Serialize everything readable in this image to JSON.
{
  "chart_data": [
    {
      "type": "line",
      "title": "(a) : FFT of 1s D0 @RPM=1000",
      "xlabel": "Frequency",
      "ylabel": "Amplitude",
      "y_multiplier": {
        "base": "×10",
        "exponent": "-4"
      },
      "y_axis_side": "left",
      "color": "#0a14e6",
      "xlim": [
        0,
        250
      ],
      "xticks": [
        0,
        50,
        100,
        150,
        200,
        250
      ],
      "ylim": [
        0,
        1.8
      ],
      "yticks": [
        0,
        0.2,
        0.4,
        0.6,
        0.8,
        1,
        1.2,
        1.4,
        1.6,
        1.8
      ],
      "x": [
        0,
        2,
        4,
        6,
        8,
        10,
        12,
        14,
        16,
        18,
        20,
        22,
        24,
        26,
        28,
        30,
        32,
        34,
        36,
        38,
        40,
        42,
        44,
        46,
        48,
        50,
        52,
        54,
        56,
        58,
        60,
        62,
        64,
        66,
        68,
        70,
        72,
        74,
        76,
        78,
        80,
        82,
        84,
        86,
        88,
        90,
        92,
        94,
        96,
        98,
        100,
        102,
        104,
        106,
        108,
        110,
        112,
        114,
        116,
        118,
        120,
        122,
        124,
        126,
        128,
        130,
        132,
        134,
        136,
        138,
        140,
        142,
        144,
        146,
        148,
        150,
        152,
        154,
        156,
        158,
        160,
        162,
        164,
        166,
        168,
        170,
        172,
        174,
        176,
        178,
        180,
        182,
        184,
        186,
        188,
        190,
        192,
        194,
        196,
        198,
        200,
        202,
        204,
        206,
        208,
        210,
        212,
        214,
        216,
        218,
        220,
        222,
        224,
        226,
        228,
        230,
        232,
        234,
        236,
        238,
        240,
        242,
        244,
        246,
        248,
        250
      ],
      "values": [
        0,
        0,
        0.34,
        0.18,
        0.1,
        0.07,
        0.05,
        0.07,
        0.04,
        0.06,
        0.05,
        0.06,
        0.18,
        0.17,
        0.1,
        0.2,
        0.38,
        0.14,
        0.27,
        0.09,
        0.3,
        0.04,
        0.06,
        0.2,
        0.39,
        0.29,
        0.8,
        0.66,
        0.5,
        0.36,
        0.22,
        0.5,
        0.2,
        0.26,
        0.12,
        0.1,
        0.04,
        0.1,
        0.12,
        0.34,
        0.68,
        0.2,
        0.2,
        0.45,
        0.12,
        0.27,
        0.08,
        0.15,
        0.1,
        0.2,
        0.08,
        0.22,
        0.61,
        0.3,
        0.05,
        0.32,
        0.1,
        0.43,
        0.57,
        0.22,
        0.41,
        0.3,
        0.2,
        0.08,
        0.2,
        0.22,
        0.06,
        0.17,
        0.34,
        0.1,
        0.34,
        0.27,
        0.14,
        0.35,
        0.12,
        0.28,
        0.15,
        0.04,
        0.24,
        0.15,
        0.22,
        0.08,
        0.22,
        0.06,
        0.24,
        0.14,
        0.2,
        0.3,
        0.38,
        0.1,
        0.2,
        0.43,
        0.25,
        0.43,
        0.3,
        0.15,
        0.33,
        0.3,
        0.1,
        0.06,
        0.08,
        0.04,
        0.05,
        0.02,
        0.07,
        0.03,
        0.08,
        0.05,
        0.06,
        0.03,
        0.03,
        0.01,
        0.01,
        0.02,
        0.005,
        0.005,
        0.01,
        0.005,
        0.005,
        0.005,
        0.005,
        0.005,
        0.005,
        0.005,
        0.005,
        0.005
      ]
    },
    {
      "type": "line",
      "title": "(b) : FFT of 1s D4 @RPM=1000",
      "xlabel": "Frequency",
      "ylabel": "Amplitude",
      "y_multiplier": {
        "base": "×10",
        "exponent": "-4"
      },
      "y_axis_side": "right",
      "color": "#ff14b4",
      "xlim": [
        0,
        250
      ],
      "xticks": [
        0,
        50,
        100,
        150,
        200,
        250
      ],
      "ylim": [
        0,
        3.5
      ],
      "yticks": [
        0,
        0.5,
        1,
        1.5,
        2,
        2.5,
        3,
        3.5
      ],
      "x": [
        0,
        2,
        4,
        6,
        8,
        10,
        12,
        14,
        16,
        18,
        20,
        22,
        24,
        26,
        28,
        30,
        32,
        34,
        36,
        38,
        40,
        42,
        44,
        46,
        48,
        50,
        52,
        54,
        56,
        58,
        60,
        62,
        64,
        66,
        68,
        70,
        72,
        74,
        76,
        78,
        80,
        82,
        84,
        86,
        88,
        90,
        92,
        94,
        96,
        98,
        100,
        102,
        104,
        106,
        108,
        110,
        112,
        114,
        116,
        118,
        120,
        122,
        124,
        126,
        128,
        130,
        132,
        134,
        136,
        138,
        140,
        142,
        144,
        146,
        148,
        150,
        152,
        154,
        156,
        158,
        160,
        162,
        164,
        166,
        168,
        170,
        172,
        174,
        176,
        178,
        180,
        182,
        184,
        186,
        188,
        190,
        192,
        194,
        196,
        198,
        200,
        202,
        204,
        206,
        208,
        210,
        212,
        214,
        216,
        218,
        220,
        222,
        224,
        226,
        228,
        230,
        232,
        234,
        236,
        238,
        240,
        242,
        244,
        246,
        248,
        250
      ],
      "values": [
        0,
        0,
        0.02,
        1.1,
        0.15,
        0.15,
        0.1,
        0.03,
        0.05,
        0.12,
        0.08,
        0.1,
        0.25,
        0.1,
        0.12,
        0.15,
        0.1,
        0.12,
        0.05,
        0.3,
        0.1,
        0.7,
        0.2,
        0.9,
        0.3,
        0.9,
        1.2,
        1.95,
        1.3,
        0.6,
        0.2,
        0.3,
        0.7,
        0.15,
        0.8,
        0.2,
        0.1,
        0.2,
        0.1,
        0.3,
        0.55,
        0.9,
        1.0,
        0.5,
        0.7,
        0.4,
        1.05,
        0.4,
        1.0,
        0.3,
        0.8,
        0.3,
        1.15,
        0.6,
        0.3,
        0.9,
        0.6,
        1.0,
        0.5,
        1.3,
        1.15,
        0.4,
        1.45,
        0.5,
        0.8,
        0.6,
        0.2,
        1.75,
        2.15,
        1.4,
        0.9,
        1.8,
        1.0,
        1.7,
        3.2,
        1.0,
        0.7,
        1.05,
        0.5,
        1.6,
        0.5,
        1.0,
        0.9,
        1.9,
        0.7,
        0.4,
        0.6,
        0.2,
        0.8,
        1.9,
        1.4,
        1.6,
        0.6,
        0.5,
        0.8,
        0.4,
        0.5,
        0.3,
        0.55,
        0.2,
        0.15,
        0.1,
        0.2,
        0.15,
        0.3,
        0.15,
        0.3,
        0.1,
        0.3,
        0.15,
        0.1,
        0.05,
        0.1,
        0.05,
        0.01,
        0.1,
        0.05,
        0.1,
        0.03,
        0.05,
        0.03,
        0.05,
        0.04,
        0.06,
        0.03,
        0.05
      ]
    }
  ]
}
————
What you should do:
Transcribe every record above exactly as it appears.

Problem solution:
Serialize everything readable in this image to JSON.
{
  "chart_data": [
    {
      "type": "line",
      "title": "(a) : FFT of 1s D0 @RPM=1000",
      "xlabel": "Frequency",
      "ylabel": "Amplitude",
      "y_multiplier": {
        "base": "×10",
        "exponent": "-4"
      },
      "y_axis_side": "left",
      "color": "#0a14e6",
      "xlim": [
        0,
        250
      ],
      "xticks": [
        0,
        50,
        100,
        150,
        200,
        250
      ],
      "ylim": [
        0,
        1.8
      ],
      "yticks": [
        0,
        0.2,
        0.4,
        0.6,
        0.8,
        1,
        1.2,
        1.4,
        1.6,
        1.8
      ],
      "x": [
        0,
        2,
        4,
        6,
        8,
        10,
        12,
        14,
        16,
        18,
        20,
        22,
        24,
        26,
        28,
        30,
        32,
        34,
        36,
        38,
        40,
        42,
        44,
        46,
        48,
        50,
        52,
        54,
        56,
        58,
        60,
        62,
        64,
        66,
        68,
        70,
        72,
        74,
        76,
        78,
        80,
        82,
        84,
        86,
        88,
        90,
        92,
        94,
        96,
        98,
        100,
        102,
        104,
        106,
        108,
        110,
        112,
        114,
        116,
        118,
        120,
        122,
        124,
        126,
        128,
        130,
        132,
        134,
        136,
        138,
        140,
        142,
        144,
        146,
        148,
        150,
        152,
        154,
        156,
        158,
        160,
        162,
        164,
        166,
        168,
        170,
        172,
        174,
        176,
        178,
        180,
        182,
        184,
        186,
        188,
        190,
        192,
        194,
        196,
        198,
        200,
        202,
        204,
        206,
        208,
        210,
        212,
        214,
        216,
        218,
        220,
        222,
        224,
        226,
        228,
        230,
        232,
        234,
        236,
        238,
        240,
        242,
        244,
        246,
        248,
        250
      ],
      "values": [
        0,
        0,
        0.34,
        0.18,
        0.1,
        0.07,
        0.05,
        0.07,
        0.04,
        0.06,
        0.05,
        0.06,
        0.18,
        0.17,
        0.1,
        0.2,
        0.38,
        0.14,
        0.27,
        0.09,
        0.3,
        0.04,
        0.06,
        0.2,
        0.39,
        0.29,
        0.8,
        0.66,
        0.5,
        0.36,
        0.22,
        0.5,
        0.2,
        0.26,
        0.12,
        0.1,
        0.04,
        0.1,
        0.12,
        0.34,
        0.68,
        0.2,
        0.2,
        0.45,
        0.12,
        0.27,
        0.08,
        0.15,
        0.1,
        0.2,
        0.08,
        0.22,
        0.61,
        0.3,
        0.05,
        0.32,
        0.1,
        0.43,
        0.57,
        0.22,
        0.41,
        0.3,
        0.2,
        0.08,
        0.2,
        0.22,
        0.06,
        0.17,
        0.34,
        0.1,
        0.34,
        0.27,
        0.14,
        0.35,
        0.12,
        0.28,
        0.15,
        0.04,
        0.24,
        0.15,
        0.22,
        0.08,
        0.22,
        0.06,
        0.24,
        0.14,
        0.2,
        0.3,
        0.38,
        0.1,
        0.2,
        0.43,
        0.25,
        0.43,
        0.3,
        0.15,
        0.33,
        0.3,
        0.1,
        0.06,
        0.08,
        0.04,
        0.05,
        0.02,
        0.07,
        0.03,
        0.08,
        0.05,
        0.06,
        0.03,
        0.03,
        0.01,
        0.01,
        0.02,
        0.005,
        0.005,
        0.01,
        0.005,
        0.005,
        0.005,
        0.005,
        0.005,
        0.005,
        0.005,
        0.005,
        0.005
      ]
    },
    {
      "type": "line",
      "title": "(b) : FFT of 1s D4 @RPM=1000",
      "xlabel": "Frequency",
      "ylabel": "Amplitude",
      "y_multiplier": {
        "base": "×10",
        "exponent": "-4"
      },
      "y_axis_side": "right",
      "color": "#ff14b4",
      "xlim": [
        0,
        250
      ],
      "xticks": [
        0,
        50,
        100,
        150,
        200,
        250
      ],
      "ylim": [
        0,
        3.5
      ],
      "yticks": [
        0,
        0.5,
        1,
        1.5,
        2,
        2.5,
        3,
        3.5
      ],
      "x": [
        0,
        2,
        4,
        6,
        8,
        10,
        12,
        14,
        16,
        18,
        20,
        22,
        24,
        26,
        28,
        30,
        32,
        34,
        36,
        38,
        40,
        42,
        44,
        46,
        48,
        50,
        52,
        54,
        56,
        58,
        60,
        62,
        64,
        66,
        68,
        70,
        72,
        74,
        76,
        78,
        80,
        82,
        84,
        86,
        88,
        90,
        92,
        94,
        96,
        98,
        100,
        102,
        104,
        106,
        108,
        110,
        112,
        114,
        116,
        118,
        120,
        122,
        124,
        126,
        128,
        130,
        132,
        134,
        136,
        138,
        140,
        142,
        144,
        146,
        148,
        150,
        152,
        154,
        156,
        158,
        160,
        162,
        164,
        166,
        168,
        170,
        172,
        174,
        176,
        178,
        180,
        182,
        184,
        186,
        188,
        190,
        192,
        194,
        196,
        198,
        200,
        202,
        204,
        206,
        208,
        210,
        212,
        214,
        216,
        218,
        220,
        222,
        224,
        226,
        228,
        230,
        232,
        234,
        236,
        238,
        240,
        242,
        244,
        246,
        248,
        250
      ],
      "values": [
        0,
        0,
        0.02,
        1.1,
        0.15,
        0.15,
        0.1,
        0.03,
        0.05,
        0.12,
        0.08,
        0.1,
        0.25,
        0.1,
        0.12,
        0.15,
        0.1,
        0.12,
        0.05,
        0.3,
        0.1,
        0.7,
        0.2,
        0.9,
        0.3,
        0.9,
        1.2,
        1.95,
        1.3,
        0.6,
        0.2,
        0.3,
        0.7,
        0.15,
        0.8,
        0.2,
        0.1,
        0.2,
        0.1,
        0.3,
        0.55,
        0.9,
        1.0,
        0.5,
        0.7,
        0.4,
        1.05,
        0.4,
        1.0,
        0.3,
        0.8,
        0.3,
        1.15,
        0.6,
        0.3,
        0.9,
        0.6,
        1.0,
        0.5,
        1.3,
        1.15,
        0.4,
        1.45,
        0.5,
        0.8,
        0.6,
        0.2,
        1.75,
        2.15,
        1.4,
        0.9,
        1.8,
        1.0,
        1.7,
        3.2,
        1.0,
        0.7,
        1.05,
        0.5,
        1.6,
        0.5,
        1.0,
        0.9,
        1.9,
        0.7,
        0.4,
        0.6,
        0.2,
        0.8,
        1.9,
        1.4,
        1.6,
        0.6,
        0.5,
        0.8,
        0.4,
        0.5,
        0.3,
        0.55,
        0.2,
        0.15,
        0.1,
        0.2,
        0.15,
        0.3,
        0.15,
        0.3,
        0.1,
        0.3,
        0.15,
        0.1,
        0.05,
        0.1,
        0.05,
        0.01,
        0.1,
        0.05,
        0.1,
        0.03,
        0.05,
        0.03,
        0.05,
        0.04,
        0.06,
        0.03,
        0.05
      ]
    }
  ]
}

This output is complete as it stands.